[YOUR TASKS]
1 > Copy out the passage of the VMHC history that runs from "VMHC History" up to and including "at the clinic.".
2 > Answer these questions from the VMHC history:
(a) Who led the group of Islanders that formed the Vashon Maury Health Collaborative in 2013?
(b) How long was the clinic closed before Neighborcare re-opened it?
(c) What kind of district does the text say the Island should form to fund its healthcare?

[EXTRACT TO READ]
*-*-*
VMHC History

In 2013 a group of Islanders led by Tag Gornall, formed the Vashon Maury Health Collaborative and set out to investigate and improve access to quality healthcare and its delivery on Vashon. It was a time of change – one by one private medical practices were closing on the Island, victims of the rising costs of providing care, reduced reimbursements from insurance, increased costs processing insurance claims and the new mandates requiring electronic record keeping. The Vashon Health Center, then operated by Highline Medical Center, continued to lose money and was being absorbed by Franciscan Health Services. The VMHC was concerned by the complete control external providers had over Island-based healthcare. The group was also concerned about where the community would be left in the event Franciscan discontinued operations at the clinic.

VMHC members met with the remaining private providers and clinic operators to consider creating a community owned medical facility capable of housing the Island’s medical providers under one roof – in a new building that met current and future medical practice needs. While that project was deemed  at the time, it did serve to open communication between the VMHC and providers. As a result, when Franciscan did decide to cease Island operations, they were willing to share operational data with VMHC. Using that data, VMHC approached other large providers to determine interest in coming to the Island to re-open the clinic.  

UW Physicians, Swedish, MultiCare, HealthPoint and Neighborcare Health all reviewed the data, looked at the Sunrise Ridge site, and met with VMHC. Each of them recognized that they would lose money. One provider was willing to consider becoming the provider IF the community would cover their annual losses – and pay for necessary facility upgrades and equipment – the price tag was $1,000,000 to re-open the clinic and $500,000 annual underwriting by the community to offset anticipated losses. As a Federally Qualified Health Center, Neighborcare had a different approach (see explanation of FQHC under “Your Questions Answered” tab). Neighborcare proposed to re-open the clinic with the community providing a sum equal to the estimated losses expected to be incurred in the first two years of operation. Generous Islanders donated funds in the amount to cover those estimated losses and funds for x-Ray equipment for the clinic. Neighborcare brought over equipment and staffing and made necessary upgrades to the building – and after a six-week closure, the clinic re-opened!

It would be lovely to have this be the “happily ever after” ending, but it’s not. Reimbursements from insurance continue to drop, costs continue to rise, and the gap between the cost of providing care and the reimbursement to Neighborcare for providing that care continues to grow. Last year, in spite of cost cutting measures, the losses continued, just as they have with all previous providers. The only way for this to end well is for the Island to step up and fund sustainable, Island-controlled healthcare through formation of a Public Health Care District (aka a Hospital District). We all have a stake in this outcome – and a share in meeting the need.
*-*-*
[GIVEN ENTRIES]

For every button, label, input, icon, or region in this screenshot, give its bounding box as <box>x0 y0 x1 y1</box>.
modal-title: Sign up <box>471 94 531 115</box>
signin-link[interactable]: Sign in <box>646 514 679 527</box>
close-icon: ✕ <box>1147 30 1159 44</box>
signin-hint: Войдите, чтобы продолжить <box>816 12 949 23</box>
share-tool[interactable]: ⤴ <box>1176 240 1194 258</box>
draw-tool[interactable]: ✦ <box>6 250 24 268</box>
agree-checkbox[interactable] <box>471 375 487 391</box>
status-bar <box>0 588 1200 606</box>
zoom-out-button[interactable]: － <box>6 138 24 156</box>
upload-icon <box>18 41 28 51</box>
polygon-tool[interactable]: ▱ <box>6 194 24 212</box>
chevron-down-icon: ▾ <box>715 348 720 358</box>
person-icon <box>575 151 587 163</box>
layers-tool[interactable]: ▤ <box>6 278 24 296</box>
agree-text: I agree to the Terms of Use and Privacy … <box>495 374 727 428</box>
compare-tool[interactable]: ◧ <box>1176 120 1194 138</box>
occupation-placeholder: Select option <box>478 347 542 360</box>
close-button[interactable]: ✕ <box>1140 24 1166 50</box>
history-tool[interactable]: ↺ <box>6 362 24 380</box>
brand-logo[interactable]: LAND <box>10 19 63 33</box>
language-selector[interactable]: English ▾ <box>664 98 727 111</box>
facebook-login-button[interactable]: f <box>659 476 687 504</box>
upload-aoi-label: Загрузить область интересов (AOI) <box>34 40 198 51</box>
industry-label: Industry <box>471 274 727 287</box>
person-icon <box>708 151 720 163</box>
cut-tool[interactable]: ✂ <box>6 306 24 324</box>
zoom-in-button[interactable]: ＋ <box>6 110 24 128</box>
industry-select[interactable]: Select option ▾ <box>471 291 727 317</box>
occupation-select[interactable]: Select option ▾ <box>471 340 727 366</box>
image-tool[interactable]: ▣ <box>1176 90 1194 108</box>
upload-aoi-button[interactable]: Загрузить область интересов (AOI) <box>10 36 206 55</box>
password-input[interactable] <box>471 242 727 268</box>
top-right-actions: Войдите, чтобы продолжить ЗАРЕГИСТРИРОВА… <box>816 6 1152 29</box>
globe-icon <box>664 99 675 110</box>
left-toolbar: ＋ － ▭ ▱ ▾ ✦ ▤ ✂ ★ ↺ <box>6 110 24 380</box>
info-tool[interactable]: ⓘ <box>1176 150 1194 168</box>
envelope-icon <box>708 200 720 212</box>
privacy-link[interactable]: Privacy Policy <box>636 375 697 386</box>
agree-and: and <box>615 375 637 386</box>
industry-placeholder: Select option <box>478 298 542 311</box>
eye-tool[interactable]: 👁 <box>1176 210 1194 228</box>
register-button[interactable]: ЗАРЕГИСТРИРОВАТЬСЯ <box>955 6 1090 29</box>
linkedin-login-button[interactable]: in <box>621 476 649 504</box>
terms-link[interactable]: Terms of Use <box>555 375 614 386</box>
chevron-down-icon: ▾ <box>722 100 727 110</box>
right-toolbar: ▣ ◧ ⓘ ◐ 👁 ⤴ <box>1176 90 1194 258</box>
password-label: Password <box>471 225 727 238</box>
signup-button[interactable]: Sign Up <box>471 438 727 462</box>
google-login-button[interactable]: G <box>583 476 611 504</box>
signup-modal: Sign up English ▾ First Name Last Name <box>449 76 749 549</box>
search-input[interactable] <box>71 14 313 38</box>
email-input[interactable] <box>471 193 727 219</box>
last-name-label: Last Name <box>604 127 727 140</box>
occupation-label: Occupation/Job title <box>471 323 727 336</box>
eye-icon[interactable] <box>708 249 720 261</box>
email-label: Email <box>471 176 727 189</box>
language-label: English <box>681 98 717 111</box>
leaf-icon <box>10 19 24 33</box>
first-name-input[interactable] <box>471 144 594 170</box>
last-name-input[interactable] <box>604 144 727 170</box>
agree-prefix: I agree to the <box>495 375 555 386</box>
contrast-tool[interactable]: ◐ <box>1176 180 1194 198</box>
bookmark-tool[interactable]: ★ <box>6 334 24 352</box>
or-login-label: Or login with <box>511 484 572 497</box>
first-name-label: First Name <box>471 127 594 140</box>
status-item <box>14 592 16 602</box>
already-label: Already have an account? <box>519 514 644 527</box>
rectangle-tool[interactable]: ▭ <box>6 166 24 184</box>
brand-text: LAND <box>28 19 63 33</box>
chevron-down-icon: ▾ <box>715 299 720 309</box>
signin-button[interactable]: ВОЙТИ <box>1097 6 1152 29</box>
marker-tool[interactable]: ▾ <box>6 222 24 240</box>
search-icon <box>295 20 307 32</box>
*-*-*
[LIST OF SOLUTIONS]
1 >
VMHC History

In 2013 a group of Islanders led by Tag Gornall, formed the Vashon Maury Health Collaborative and set out to investigate and improve access to quality healthcare and its delivery on Vashon. It was a time of change – one by one private medical practices were closing on the Island, victims of the rising costs of providing care, reduced reimbursements from insurance, increased costs processing insurance claims and the new mandates requiring electronic record keeping. The Vashon Health Center, then operated by Highline Medical Center, continued to lose money and was being absorbed by Franciscan Health Services. The VMHC was concerned by the complete control external providers had over Island-based healthcare. The group was also concerned about where the community would be left in the event Franciscan discontinued operations at the clinic.

2 >
(a) Tag Gornall
(b) Six weeks
(c) A Public Health Care District (aka a Hospital District)